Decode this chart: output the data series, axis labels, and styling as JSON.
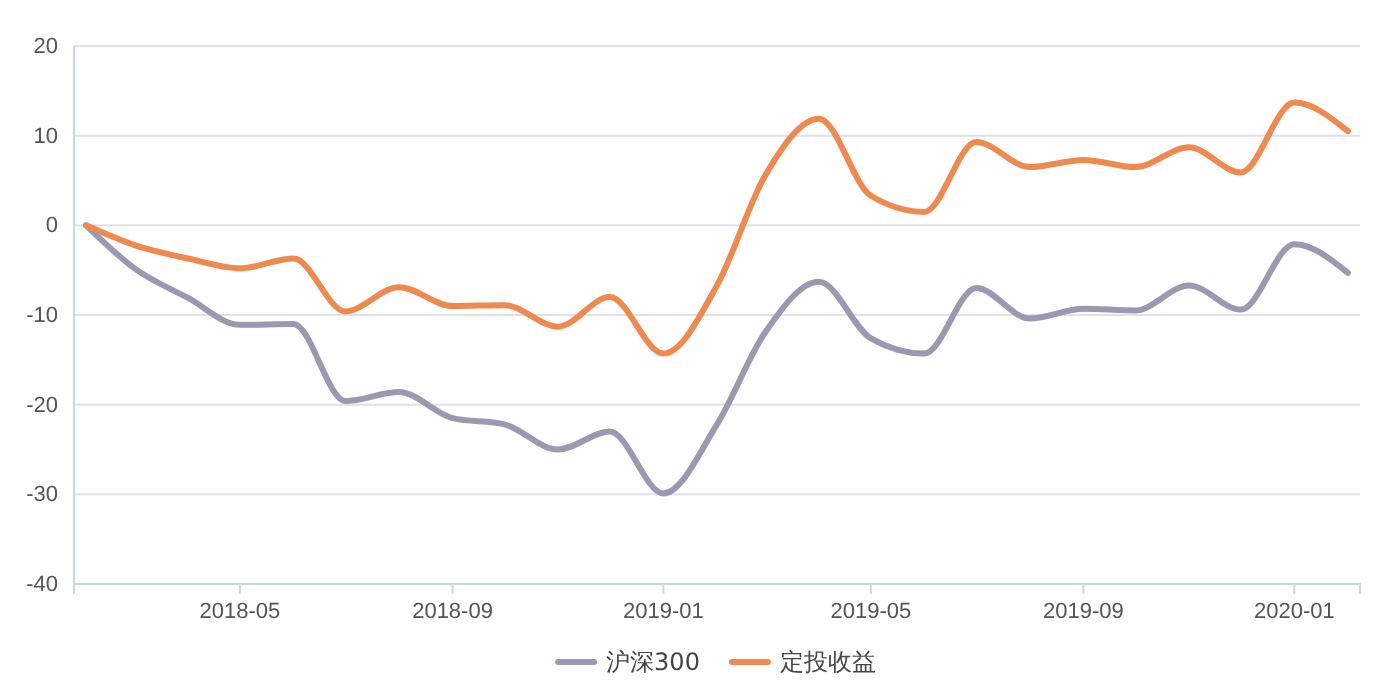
{
  "chart_data": {
    "type": "line",
    "x": [
      "2018-02",
      "2018-03",
      "2018-04",
      "2018-05",
      "2018-06",
      "2018-07",
      "2018-08",
      "2018-09",
      "2018-10",
      "2018-11",
      "2018-12",
      "2019-01",
      "2019-02",
      "2019-03",
      "2019-04",
      "2019-05",
      "2019-06",
      "2019-07",
      "2019-08",
      "2019-09",
      "2019-10",
      "2019-11",
      "2019-12",
      "2020-01",
      "2020-02"
    ],
    "series": [
      {
        "name": "沪深300",
        "color": "#9b99b1",
        "values": [
          0,
          -4.8,
          -8.1,
          -11.1,
          -11,
          -19.6,
          -18.6,
          -21.5,
          -22.2,
          -25,
          -23,
          -29.9,
          -22.2,
          -11.9,
          -6.3,
          -12.6,
          -14.3,
          -7,
          -10.4,
          -9.3,
          -9.5,
          -6.7,
          -9.4,
          -2.1,
          -5.3
        ]
      },
      {
        "name": "定投收益",
        "color": "#ee8a4f",
        "values": [
          0,
          -2.2,
          -3.7,
          -4.8,
          -3.7,
          -9.6,
          -6.9,
          -9,
          -8.9,
          -11.3,
          -8,
          -14.3,
          -6.7,
          5.6,
          11.9,
          3.3,
          1.5,
          9.3,
          6.5,
          7.3,
          6.5,
          8.7,
          5.9,
          13.7,
          10.5
        ]
      }
    ],
    "xlim": [
      "2018-01-25",
      "2020-02-08"
    ],
    "xticks": [
      "2018-05",
      "2018-09",
      "2019-01",
      "2019-05",
      "2019-09",
      "2020-01"
    ],
    "ylim": [
      -40,
      20
    ],
    "yticks": [
      -40,
      -30,
      -20,
      -10,
      0,
      10,
      20
    ],
    "grid": "y",
    "legend": "bottom",
    "marker": "none",
    "line_style": "solid"
  }
}
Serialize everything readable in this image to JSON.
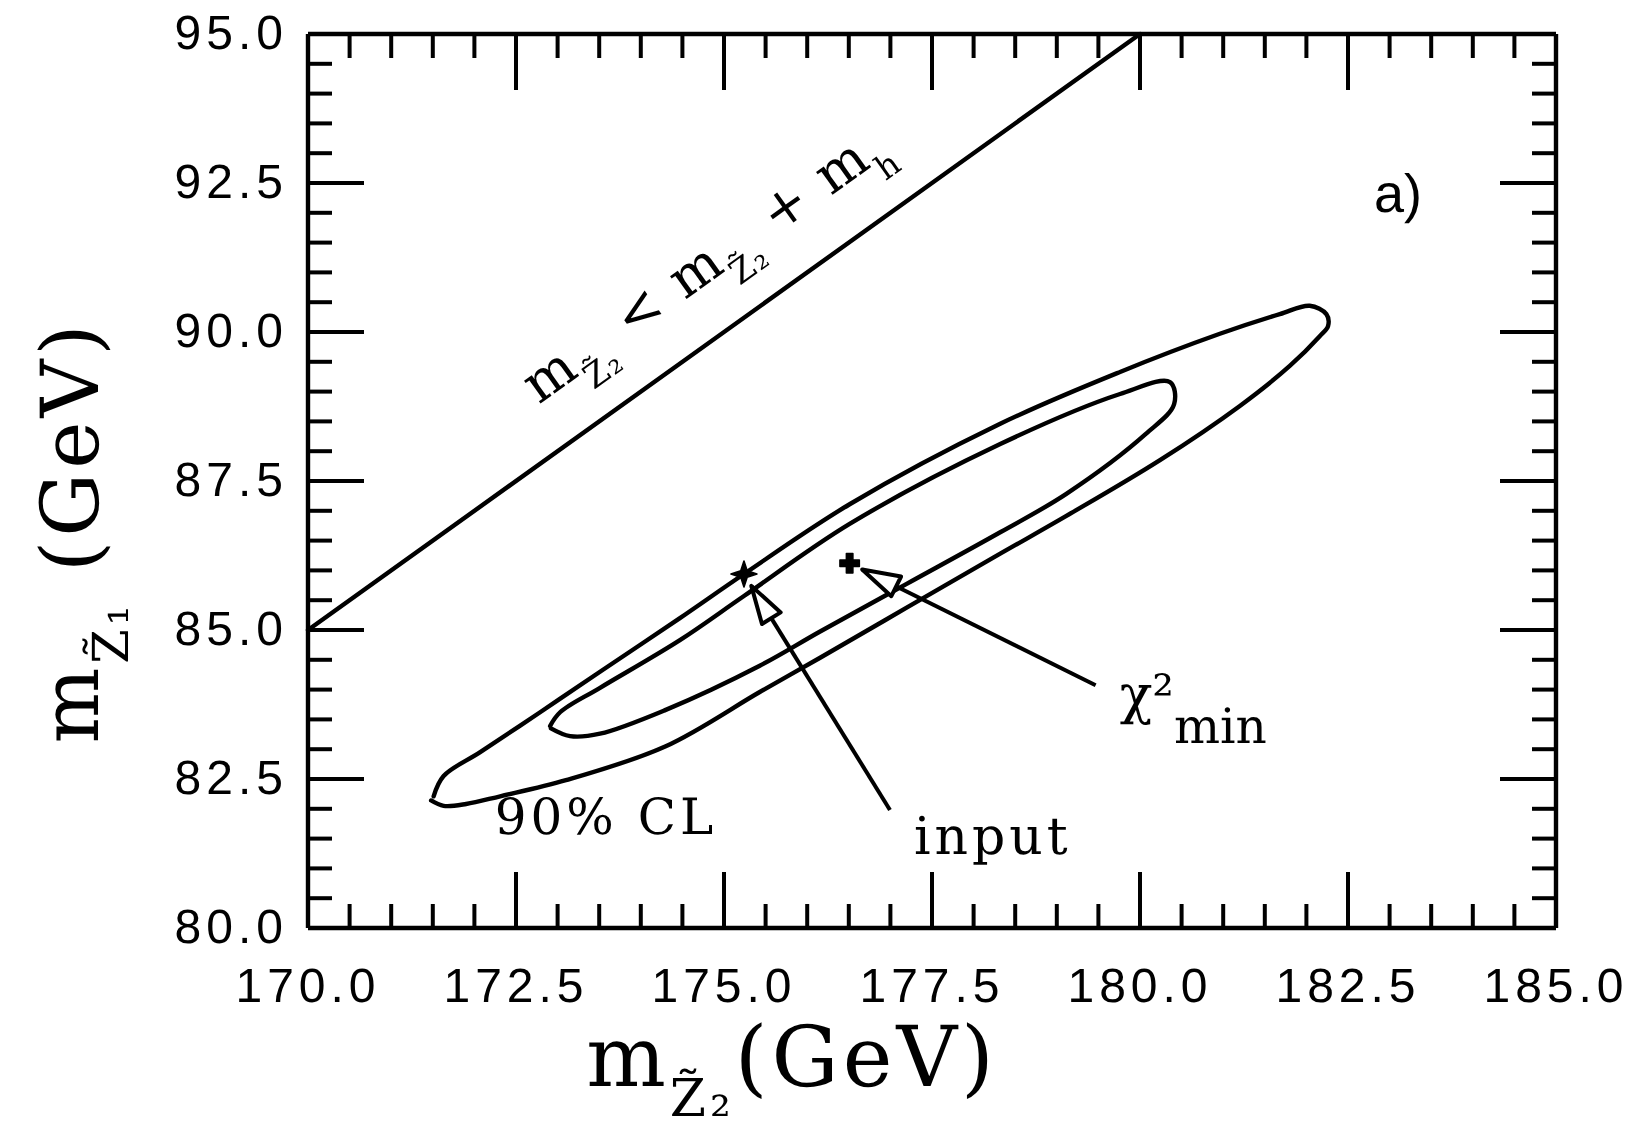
{
  "chart_data": {
    "type": "line",
    "xlabel": "m$_{Z̃₂}$(GeV)",
    "ylabel": "m$_{Z̃₁}$ (GeV)",
    "xlim": [
      170,
      185
    ],
    "ylim": [
      80,
      95
    ],
    "xticks": [
      {
        "value": 170,
        "label": "170.0"
      },
      {
        "value": 170.5,
        "label": null
      },
      {
        "value": 171,
        "label": null
      },
      {
        "value": 171.5,
        "label": null
      },
      {
        "value": 172,
        "label": null
      },
      {
        "value": 172.5,
        "label": "172.5"
      },
      {
        "value": 173,
        "label": null
      },
      {
        "value": 173.5,
        "label": null
      },
      {
        "value": 174,
        "label": null
      },
      {
        "value": 174.5,
        "label": null
      },
      {
        "value": 175,
        "label": "175.0"
      },
      {
        "value": 175.5,
        "label": null
      },
      {
        "value": 176,
        "label": null
      },
      {
        "value": 176.5,
        "label": null
      },
      {
        "value": 177,
        "label": null
      },
      {
        "value": 177.5,
        "label": "177.5"
      },
      {
        "value": 178,
        "label": null
      },
      {
        "value": 178.5,
        "label": null
      },
      {
        "value": 179,
        "label": null
      },
      {
        "value": 179.5,
        "label": null
      },
      {
        "value": 180,
        "label": "180.0"
      },
      {
        "value": 180.5,
        "label": null
      },
      {
        "value": 181,
        "label": null
      },
      {
        "value": 181.5,
        "label": null
      },
      {
        "value": 182,
        "label": null
      },
      {
        "value": 182.5,
        "label": "182.5"
      },
      {
        "value": 183,
        "label": null
      },
      {
        "value": 183.5,
        "label": null
      },
      {
        "value": 184,
        "label": null
      },
      {
        "value": 184.5,
        "label": null
      },
      {
        "value": 185,
        "label": "185.0"
      }
    ],
    "yticks": [
      {
        "value": 80,
        "label": "80.0"
      },
      {
        "value": 80.5,
        "label": null
      },
      {
        "value": 81,
        "label": null
      },
      {
        "value": 81.5,
        "label": null
      },
      {
        "value": 82,
        "label": null
      },
      {
        "value": 82.5,
        "label": "82.5"
      },
      {
        "value": 83,
        "label": null
      },
      {
        "value": 83.5,
        "label": null
      },
      {
        "value": 84,
        "label": null
      },
      {
        "value": 84.5,
        "label": null
      },
      {
        "value": 85,
        "label": "85.0"
      },
      {
        "value": 85.5,
        "label": null
      },
      {
        "value": 86,
        "label": null
      },
      {
        "value": 86.5,
        "label": null
      },
      {
        "value": 87,
        "label": null
      },
      {
        "value": 87.5,
        "label": "87.5"
      },
      {
        "value": 88,
        "label": null
      },
      {
        "value": 88.5,
        "label": null
      },
      {
        "value": 89,
        "label": null
      },
      {
        "value": 89.5,
        "label": null
      },
      {
        "value": 90,
        "label": "90.0"
      },
      {
        "value": 90.5,
        "label": null
      },
      {
        "value": 91,
        "label": null
      },
      {
        "value": 91.5,
        "label": null
      },
      {
        "value": 92,
        "label": null
      },
      {
        "value": 92.5,
        "label": "92.5"
      },
      {
        "value": 93,
        "label": null
      },
      {
        "value": 93.5,
        "label": null
      },
      {
        "value": 94,
        "label": null
      },
      {
        "value": 94.5,
        "label": null
      },
      {
        "value": 95,
        "label": "95.0"
      }
    ],
    "series": [
      {
        "color": "#000000",
        "x": [
          171.51,
          171.63,
          172.07,
          172.79,
          173.51,
          174.47,
          175.24,
          176.51,
          178.32,
          179.76,
          180.96,
          181.68,
          182.04,
          182.24,
          182.26,
          182.16,
          181.8,
          181.2,
          180.24,
          179.11,
          178.32,
          177.19,
          176.15,
          175.43,
          174.3,
          173.1,
          172.31,
          171.9,
          171.63,
          171.48
        ],
        "values": [
          82.21,
          82.55,
          82.95,
          83.62,
          84.3,
          85.2,
          85.94,
          87.11,
          88.46,
          89.33,
          89.97,
          90.3,
          90.44,
          90.3,
          90.1,
          89.93,
          89.43,
          88.76,
          87.85,
          86.91,
          86.28,
          85.37,
          84.53,
          83.96,
          83.05,
          82.48,
          82.21,
          82.08,
          82.05,
          82.14
        ]
      },
      {
        "color": "#000000",
        "x": [
          172.91,
          173.03,
          173.51,
          174.47,
          175.24,
          176.51,
          178.32,
          179.76,
          180.36,
          180.41,
          180.07,
          179.11,
          178.32,
          177.19,
          176.15,
          175.43,
          174.3,
          173.51,
          173.15,
          172.92
        ],
        "values": [
          83.39,
          83.62,
          84.03,
          84.83,
          85.57,
          86.78,
          88.12,
          88.96,
          89.16,
          88.79,
          88.29,
          87.28,
          86.64,
          85.77,
          84.97,
          84.4,
          83.66,
          83.26,
          83.22,
          83.35
        ]
      },
      {
        "color": "#000000",
        "x": [
          170,
          180
        ],
        "values": [
          85,
          95
        ]
      },
      {
        "type": "scatter",
        "marker": "star",
        "color": "#000000",
        "x": [
          175.24
        ],
        "values": [
          85.94
        ]
      },
      {
        "type": "scatter",
        "marker": "cross",
        "color": "#000000",
        "x": [
          176.51
        ],
        "values": [
          86.12
        ]
      }
    ],
    "annotations": [
      "a)",
      "m$_{Z̃₂}$ < m$_{Z̃₂}$ + m$_{h}$",
      "90% CL",
      {
        "text": "input",
        "x": 175.24,
        "y": 85.94
      },
      {
        "text": "χ²$_{min}$",
        "x": 176.51,
        "y": 86.12
      }
    ]
  }
}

* [Direction]:
Leave out the pictures and print every line of the data exactly.

* [Task output]:
Decode this chart: output the data series, axis labels, and styling as JSON.
{
  "chart_data": {
    "type": "line",
    "x": [
      "2018-02",
      "2018-03",
      "2018-04",
      "2018-05",
      "2018-06",
      "2018-07",
      "2018-08",
      "2018-09",
      "2018-10",
      "2018-11",
      "2018-12",
      "2019-01",
      "2019-02",
      "2019-03",
      "2019-04",
      "2019-05",
      "2019-06",
      "2019-07",
      "2019-08",
      "2019-09",
      "2019-10",
      "2019-11",
      "2019-12",
      "2020-01",
      "2020-02"
    ],
    "series": [
      {
        "name": "沪深300",
        "color": "#9b99b1",
        "values": [
          0,
          -4.8,
          -8.1,
          -11.1,
          -11,
          -19.6,
          -18.6,
          -21.5,
          -22.2,
          -25,
          -23,
          -29.9,
          -22.2,
          -11.9,
          -6.3,
          -12.6,
          -14.3,
          -7,
          -10.4,
          -9.3,
          -9.5,
          -6.7,
          -9.4,
          -2.1,
          -5.3
        ]
      },
      {
        "name": "定投收益",
        "color": "#ee8a4f",
        "values": [
          0,
          -2.2,
          -3.7,
          -4.8,
          -3.7,
          -9.6,
          -6.9,
          -9,
          -8.9,
          -11.3,
          -8,
          -14.3,
          -6.7,
          5.6,
          11.9,
          3.3,
          1.5,
          9.3,
          6.5,
          7.3,
          6.5,
          8.7,
          5.9,
          13.7,
          10.5
        ]
      }
    ],
    "xlim": [
      "2018-01-25",
      "2020-02-08"
    ],
    "xticks": [
      "2018-05",
      "2018-09",
      "2019-01",
      "2019-05",
      "2019-09",
      "2020-01"
    ],
    "ylim": [
      -40,
      20
    ],
    "yticks": [
      -40,
      -30,
      -20,
      -10,
      0,
      10,
      20
    ],
    "grid": "y",
    "legend": "bottom",
    "marker": "none",
    "line_style": "solid"
  }
}
Serialize everything readable in this image to JSON.
{
  "chart_data": {
    "type": "line",
    "xlabel": "m$_{Z̃₂}$(GeV)",
    "ylabel": "m$_{Z̃₁}$ (GeV)",
    "xlim": [
      170,
      185
    ],
    "ylim": [
      80,
      95
    ],
    "xticks": [
      {
        "value": 170,
        "label": "170.0"
      },
      {
        "value": 170.5,
        "label": null
      },
      {
        "value": 171,
        "label": null
      },
      {
        "value": 171.5,
        "label": null
      },
      {
        "value": 172,
        "label": null
      },
      {
        "value": 172.5,
        "label": "172.5"
      },
      {
        "value": 173,
        "label": null
      },
      {
        "value": 173.5,
        "label": null
      },
      {
        "value": 174,
        "label": null
      },
      {
        "value": 174.5,
        "label": null
      },
      {
        "value": 175,
        "label": "175.0"
      },
      {
        "value": 175.5,
        "label": null
      },
      {
        "value": 176,
        "label": null
      },
      {
        "value": 176.5,
        "label": null
      },
      {
        "value": 177,
        "label": null
      },
      {
        "value": 177.5,
        "label": "177.5"
      },
      {
        "value": 178,
        "label": null
      },
      {
        "value": 178.5,
        "label": null
      },
      {
        "value": 179,
        "label": null
      },
      {
        "value": 179.5,
        "label": null
      },
      {
        "value": 180,
        "label": "180.0"
      },
      {
        "value": 180.5,
        "label": null
      },
      {
        "value": 181,
        "label": null
      },
      {
        "value": 181.5,
        "label": null
      },
      {
        "value": 182,
        "label": null
      },
      {
        "value": 182.5,
        "label": "182.5"
      },
      {
        "value": 183,
        "label": null
      },
      {
        "value": 183.5,
        "label": null
      },
      {
        "value": 184,
        "label": null
      },
      {
        "value": 184.5,
        "label": null
      },
      {
        "value": 185,
        "label": "185.0"
      }
    ],
    "yticks": [
      {
        "value": 80,
        "label": "80.0"
      },
      {
        "value": 80.5,
        "label": null
      },
      {
        "value": 81,
        "label": null
      },
      {
        "value": 81.5,
        "label": null
      },
      {
        "value": 82,
        "label": null
      },
      {
        "value": 82.5,
        "label": "82.5"
      },
      {
        "value": 83,
        "label": null
      },
      {
        "value": 83.5,
        "label": null
      },
      {
        "value": 84,
        "label": null
      },
      {
        "value": 84.5,
        "label": null
      },
      {
        "value": 85,
        "label": "85.0"
      },
      {
        "value": 85.5,
        "label": null
      },
      {
        "value": 86,
        "label": null
      },
      {
        "value": 86.5,
        "label": null
      },
      {
        "value": 87,
        "label": null
      },
      {
        "value": 87.5,
        "label": "87.5"
      },
      {
        "value": 88,
        "label": null
      },
      {
        "value": 88.5,
        "label": null
      },
      {
        "value": 89,
        "label": null
      },
      {
        "value": 89.5,
        "label": null
      },
      {
        "value": 90,
        "label": "90.0"
      },
      {
        "value": 90.5,
        "label": null
      },
      {
        "value": 91,
        "label": null
      },
      {
        "value": 91.5,
        "label": null
      },
      {
        "value": 92,
        "label": null
      },
      {
        "value": 92.5,
        "label": "92.5"
      },
      {
        "value": 93,
        "label": null
      },
      {
        "value": 93.5,
        "label": null
      },
      {
        "value": 94,
        "label": null
      },
      {
        "value": 94.5,
        "label": null
      },
      {
        "value": 95,
        "label": "95.0"
      }
    ],
    "series": [
      {
        "color": "#000000",
        "x": [
          171.51,
          171.63,
          172.07,
          172.79,
          173.51,
          174.47,
          175.24,
          176.51,
          178.32,
          179.76,
          180.96,
          181.68,
          182.04,
          182.24,
          182.26,
          182.16,
          181.8,
          181.2,
          180.24,
          179.11,
          178.32,
          177.19,
          176.15,
          175.43,
          174.3,
          173.1,
          172.31,
          171.9,
          171.63,
          171.48
        ],
        "values": [
          82.21,
          82.55,
          82.95,
          83.62,
          84.3,
          85.2,
          85.94,
          87.11,
          88.46,
          89.33,
          89.97,
          90.3,
          90.44,
          90.3,
          90.1,
          89.93,
          89.43,
          88.76,
          87.85,
          86.91,
          86.28,
          85.37,
          84.53,
          83.96,
          83.05,
          82.48,
          82.21,
          82.08,
          82.05,
          82.14
        ]
      },
      {
        "color": "#000000",
        "x": [
          172.91,
          173.03,
          173.51,
          174.47,
          175.24,
          176.51,
          178.32,
          179.76,
          180.36,
          180.41,
          180.07,
          179.11,
          178.32,
          177.19,
          176.15,
          175.43,
          174.3,
          173.51,
          173.15,
          172.92
        ],
        "values": [
          83.39,
          83.62,
          84.03,
          84.83,
          85.57,
          86.78,
          88.12,
          88.96,
          89.16,
          88.79,
          88.29,
          87.28,
          86.64,
          85.77,
          84.97,
          84.4,
          83.66,
          83.26,
          83.22,
          83.35
        ]
      },
      {
        "color": "#000000",
        "x": [
          170,
          180
        ],
        "values": [
          85,
          95
        ]
      },
      {
        "type": "scatter",
        "marker": "star",
        "color": "#000000",
        "x": [
          175.24
        ],
        "values": [
          85.94
        ]
      },
      {
        "type": "scatter",
        "marker": "cross",
        "color": "#000000",
        "x": [
          176.51
        ],
        "values": [
          86.12
        ]
      }
    ],
    "annotations": [
      "a)",
      "m$_{Z̃₂}$ < m$_{Z̃₂}$ + m$_{h}$",
      "90% CL",
      {
        "text": "input",
        "x": 175.24,
        "y": 85.94
      },
      {
        "text": "χ²$_{min}$",
        "x": 176.51,
        "y": 86.12
      }
    ]
  }
}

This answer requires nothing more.